▶ [Short problem]: Output every line below without omitting or altering anything.
* start Material for this task *
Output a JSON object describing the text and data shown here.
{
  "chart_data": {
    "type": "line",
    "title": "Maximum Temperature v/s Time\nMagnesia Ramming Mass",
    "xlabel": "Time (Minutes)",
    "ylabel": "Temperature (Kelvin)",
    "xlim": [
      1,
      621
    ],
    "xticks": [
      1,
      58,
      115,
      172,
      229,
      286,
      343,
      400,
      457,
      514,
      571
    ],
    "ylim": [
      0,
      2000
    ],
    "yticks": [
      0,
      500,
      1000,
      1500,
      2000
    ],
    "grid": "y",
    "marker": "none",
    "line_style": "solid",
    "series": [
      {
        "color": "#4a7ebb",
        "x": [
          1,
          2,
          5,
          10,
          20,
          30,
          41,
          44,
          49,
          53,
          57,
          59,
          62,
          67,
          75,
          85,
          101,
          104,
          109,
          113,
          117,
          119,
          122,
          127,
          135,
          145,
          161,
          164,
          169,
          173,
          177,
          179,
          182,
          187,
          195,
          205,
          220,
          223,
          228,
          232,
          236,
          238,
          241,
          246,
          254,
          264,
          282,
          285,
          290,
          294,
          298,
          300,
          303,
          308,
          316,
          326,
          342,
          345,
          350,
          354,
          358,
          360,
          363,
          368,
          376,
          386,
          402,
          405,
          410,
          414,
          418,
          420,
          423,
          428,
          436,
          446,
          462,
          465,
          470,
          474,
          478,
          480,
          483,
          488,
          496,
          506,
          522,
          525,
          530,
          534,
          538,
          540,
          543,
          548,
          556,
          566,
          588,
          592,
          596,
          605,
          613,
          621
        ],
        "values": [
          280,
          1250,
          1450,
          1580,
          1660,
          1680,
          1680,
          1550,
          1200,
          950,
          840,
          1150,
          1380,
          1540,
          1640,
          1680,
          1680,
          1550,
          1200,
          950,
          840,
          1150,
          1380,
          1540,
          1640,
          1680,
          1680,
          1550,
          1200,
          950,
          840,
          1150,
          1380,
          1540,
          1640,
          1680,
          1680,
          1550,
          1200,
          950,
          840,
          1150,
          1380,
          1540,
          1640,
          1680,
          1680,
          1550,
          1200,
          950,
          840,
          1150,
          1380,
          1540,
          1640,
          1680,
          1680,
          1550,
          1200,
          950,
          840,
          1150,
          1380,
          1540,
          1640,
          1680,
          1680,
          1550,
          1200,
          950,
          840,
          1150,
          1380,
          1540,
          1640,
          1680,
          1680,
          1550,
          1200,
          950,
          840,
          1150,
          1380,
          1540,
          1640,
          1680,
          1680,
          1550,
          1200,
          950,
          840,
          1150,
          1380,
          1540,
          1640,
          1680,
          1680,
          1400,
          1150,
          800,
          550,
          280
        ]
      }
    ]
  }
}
* end Material for this task *
▶ [Solution]:
Output a JSON object describing the text and data shown here.
{
  "chart_data": {
    "type": "line",
    "title": "Maximum Temperature v/s Time\nMagnesia Ramming Mass",
    "xlabel": "Time (Minutes)",
    "ylabel": "Temperature (Kelvin)",
    "xlim": [
      1,
      621
    ],
    "xticks": [
      1,
      58,
      115,
      172,
      229,
      286,
      343,
      400,
      457,
      514,
      571
    ],
    "ylim": [
      0,
      2000
    ],
    "yticks": [
      0,
      500,
      1000,
      1500,
      2000
    ],
    "grid": "y",
    "marker": "none",
    "line_style": "solid",
    "series": [
      {
        "color": "#4a7ebb",
        "x": [
          1,
          2,
          5,
          10,
          20,
          30,
          41,
          44,
          49,
          53,
          57,
          59,
          62,
          67,
          75,
          85,
          101,
          104,
          109,
          113,
          117,
          119,
          122,
          127,
          135,
          145,
          161,
          164,
          169,
          173,
          177,
          179,
          182,
          187,
          195,
          205,
          220,
          223,
          228,
          232,
          236,
          238,
          241,
          246,
          254,
          264,
          282,
          285,
          290,
          294,
          298,
          300,
          303,
          308,
          316,
          326,
          342,
          345,
          350,
          354,
          358,
          360,
          363,
          368,
          376,
          386,
          402,
          405,
          410,
          414,
          418,
          420,
          423,
          428,
          436,
          446,
          462,
          465,
          470,
          474,
          478,
          480,
          483,
          488,
          496,
          506,
          522,
          525,
          530,
          534,
          538,
          540,
          543,
          548,
          556,
          566,
          588,
          592,
          596,
          605,
          613,
          621
        ],
        "values": [
          280,
          1250,
          1450,
          1580,
          1660,
          1680,
          1680,
          1550,
          1200,
          950,
          840,
          1150,
          1380,
          1540,
          1640,
          1680,
          1680,
          1550,
          1200,
          950,
          840,
          1150,
          1380,
          1540,
          1640,
          1680,
          1680,
          1550,
          1200,
          950,
          840,
          1150,
          1380,
          1540,
          1640,
          1680,
          1680,
          1550,
          1200,
          950,
          840,
          1150,
          1380,
          1540,
          1640,
          1680,
          1680,
          1550,
          1200,
          950,
          840,
          1150,
          1380,
          1540,
          1640,
          1680,
          1680,
          1550,
          1200,
          950,
          840,
          1150,
          1380,
          1540,
          1640,
          1680,
          1680,
          1550,
          1200,
          950,
          840,
          1150,
          1380,
          1540,
          1640,
          1680,
          1680,
          1550,
          1200,
          950,
          840,
          1150,
          1380,
          1540,
          1640,
          1680,
          1680,
          1550,
          1200,
          950,
          840,
          1150,
          1380,
          1540,
          1640,
          1680,
          1680,
          1400,
          1150,
          800,
          550,
          280
        ]
      }
    ]
  }
}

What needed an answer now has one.